§ EXTRACT

####

Print

Creamy Old-Fashioned No-Churn Peach Ice Cream

no-churn peach ice cream - featured image

A quick and easy no-churn peach ice cream recipe that captures the fresh, summery flavor of peaches with a creamy texture and a nostalgic homemade feel.

Ingredients

Scale
  • 2 cups fresh peaches, peeled and diced (or frozen peaches, thawed and drained)
  • 1/4 cup granulated sugar
  • 1 teaspoon vanilla extract
  • 1 can (14 oz / 397 g) sweetened condensed milk
  • 2 cups (480 ml) heavy whipping cream, cold
  • 1 tablespoon lemon juice
  • Optional: 1/4 teaspoon ground cinnamon

Instructions

  1. Prepare the Peach Swirl: In a small saucepan, combine diced peaches, granulated sugar, lemon juice, and vanilla extract. Cook over medium heat, stirring occasionally, until peaches soften and the mixture thickens slightly (about 10-12 minutes). Remove from heat and let cool completely.
  2. Whip the Cream: Chill your mixing bowl and beaters in the fridge for 10 minutes beforehand if possible. Pour cold heavy cream into the chilled bowl and whip on medium-high speed until soft peaks form. Be careful not to overwhip.
  3. Combine Sweetened Condensed Milk and Whipped Cream: Gently fold the sweetened condensed milk into the whipped cream using a spatula with slow, sweeping motions to keep the mixture airy and light.

####

§ EXCERPTED RECORDS

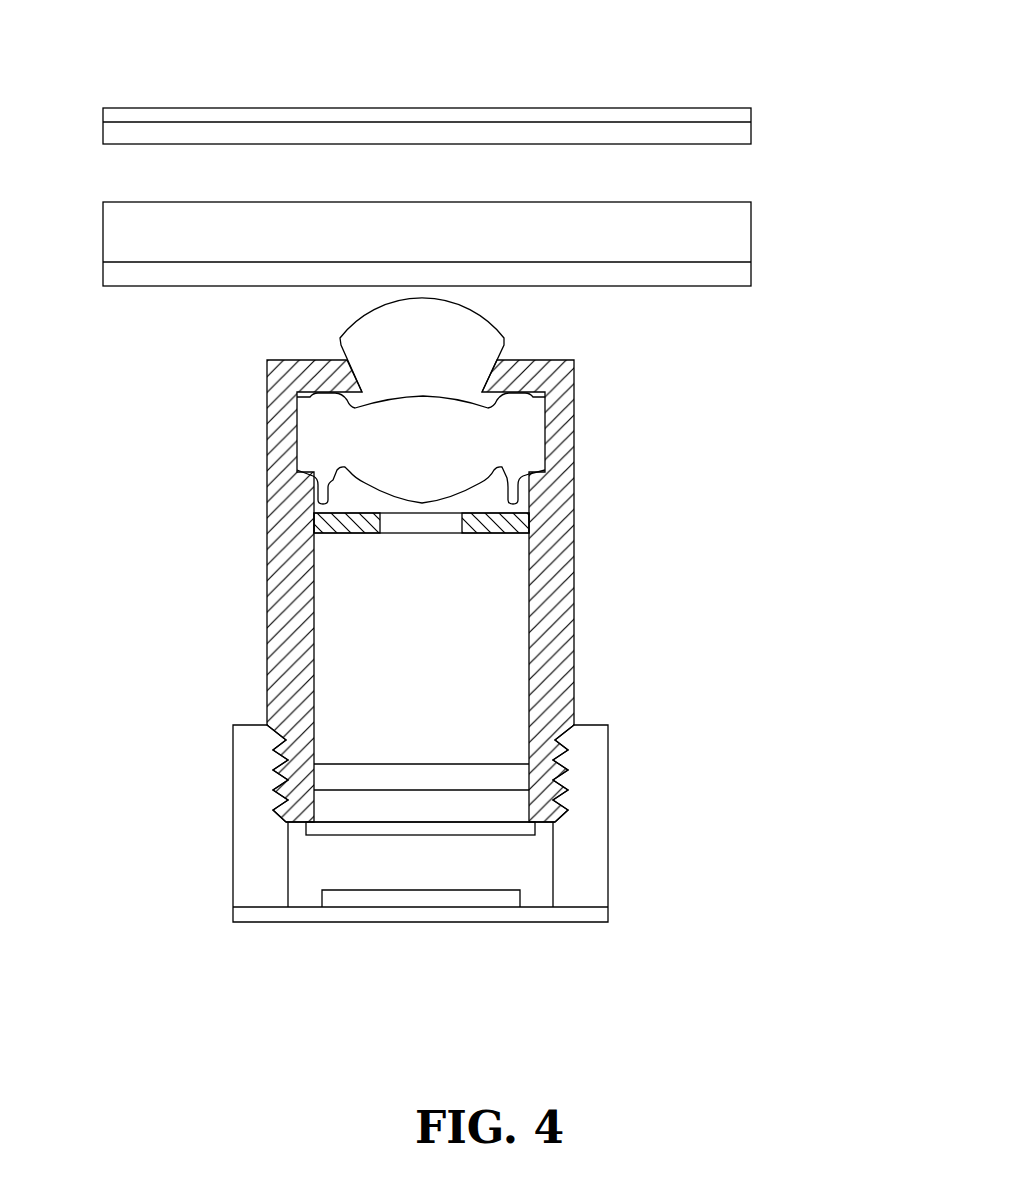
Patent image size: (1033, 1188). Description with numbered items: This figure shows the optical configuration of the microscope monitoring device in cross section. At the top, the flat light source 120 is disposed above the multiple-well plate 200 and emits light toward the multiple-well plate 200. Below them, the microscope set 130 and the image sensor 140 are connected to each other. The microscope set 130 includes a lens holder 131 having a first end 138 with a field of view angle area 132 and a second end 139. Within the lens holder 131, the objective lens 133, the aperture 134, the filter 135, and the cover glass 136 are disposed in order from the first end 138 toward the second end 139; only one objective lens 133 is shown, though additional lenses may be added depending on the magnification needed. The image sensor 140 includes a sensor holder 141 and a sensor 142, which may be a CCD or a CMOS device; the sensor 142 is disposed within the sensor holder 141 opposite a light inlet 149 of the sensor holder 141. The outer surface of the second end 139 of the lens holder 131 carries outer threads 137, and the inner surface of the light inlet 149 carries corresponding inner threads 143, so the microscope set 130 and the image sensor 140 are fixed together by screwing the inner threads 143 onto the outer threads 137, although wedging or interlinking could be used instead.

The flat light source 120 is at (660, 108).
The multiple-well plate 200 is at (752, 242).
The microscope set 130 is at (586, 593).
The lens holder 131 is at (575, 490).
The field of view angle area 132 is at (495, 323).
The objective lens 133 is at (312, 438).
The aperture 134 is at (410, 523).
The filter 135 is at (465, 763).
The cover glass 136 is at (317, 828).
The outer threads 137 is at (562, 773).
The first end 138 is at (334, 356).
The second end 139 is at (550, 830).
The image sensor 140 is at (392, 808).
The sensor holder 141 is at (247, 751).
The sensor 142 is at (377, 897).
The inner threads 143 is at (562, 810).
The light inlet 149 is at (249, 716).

####

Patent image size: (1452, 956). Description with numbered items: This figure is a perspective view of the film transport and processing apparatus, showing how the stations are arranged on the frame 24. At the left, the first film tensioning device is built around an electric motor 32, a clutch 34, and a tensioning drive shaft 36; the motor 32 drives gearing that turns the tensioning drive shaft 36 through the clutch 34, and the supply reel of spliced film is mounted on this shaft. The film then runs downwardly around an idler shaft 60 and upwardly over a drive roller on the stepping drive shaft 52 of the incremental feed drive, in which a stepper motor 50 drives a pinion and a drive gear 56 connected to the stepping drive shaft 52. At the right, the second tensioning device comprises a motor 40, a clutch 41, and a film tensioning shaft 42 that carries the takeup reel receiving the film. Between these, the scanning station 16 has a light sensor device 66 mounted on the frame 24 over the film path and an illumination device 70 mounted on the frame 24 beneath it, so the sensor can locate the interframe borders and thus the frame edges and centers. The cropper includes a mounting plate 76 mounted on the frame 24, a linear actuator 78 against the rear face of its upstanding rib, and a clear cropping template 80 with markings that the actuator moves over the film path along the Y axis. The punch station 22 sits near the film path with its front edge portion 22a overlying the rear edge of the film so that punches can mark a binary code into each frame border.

####

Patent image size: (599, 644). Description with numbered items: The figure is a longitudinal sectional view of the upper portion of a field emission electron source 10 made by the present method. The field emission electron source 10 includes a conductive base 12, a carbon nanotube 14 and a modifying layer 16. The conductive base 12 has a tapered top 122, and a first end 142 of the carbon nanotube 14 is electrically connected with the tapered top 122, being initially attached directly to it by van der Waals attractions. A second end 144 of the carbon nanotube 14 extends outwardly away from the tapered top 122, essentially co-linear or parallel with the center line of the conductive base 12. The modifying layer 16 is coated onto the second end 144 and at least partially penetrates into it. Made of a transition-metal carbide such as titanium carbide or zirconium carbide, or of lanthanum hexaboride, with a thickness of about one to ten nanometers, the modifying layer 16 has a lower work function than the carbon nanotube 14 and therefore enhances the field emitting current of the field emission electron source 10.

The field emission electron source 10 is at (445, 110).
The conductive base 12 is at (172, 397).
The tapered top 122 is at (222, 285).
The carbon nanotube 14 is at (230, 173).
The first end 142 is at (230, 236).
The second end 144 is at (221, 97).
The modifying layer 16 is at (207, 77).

####

§ DIRECTIVES
A) In the peach ice cream recipe, how long should the peach mixture cook over medium heat?
B) Write the next part of the peach ice cream recipe, picking up after its last instruction.

§ ANSWERS GIVEN
A) About 10 to 12 minutes.

B)
  4. Fold in Peach Swirl: Reserve about 1/3 cup of the peach mixture for swirling. Fold the rest into the cream mixture gently, keeping some streaks of peach intact for texture.
  5. Layer and Swirl: Pour half the ice cream base into your freezer-safe container. Spoon dollops of the reserved peach swirl over it. Add the remaining ice cream base on top, then use a knife or skewer to gently swirl the peach mixture through the ice cream.
  6. Freeze Overnight: Cover the container tightly and freeze for at least 6 hours or overnight until firm.
  7. Serve: Remove from the freezer about 10 minutes before scooping to soften slightly. Use an ice cream scoop dipped in warm water for easier serving.

Notes

Chill utensils before whipping cream to achieve soft peaks faster. Cook peach swirl low and slow to develop natural sugars and keep fruit tender. Fold whipped cream and condensed milk gently to maintain airy texture. Freeze for at least 6 hours for best scoopability. Can substitute heavy cream with full-fat coconut cream and sweetened condensed coconut milk for dairy-free version.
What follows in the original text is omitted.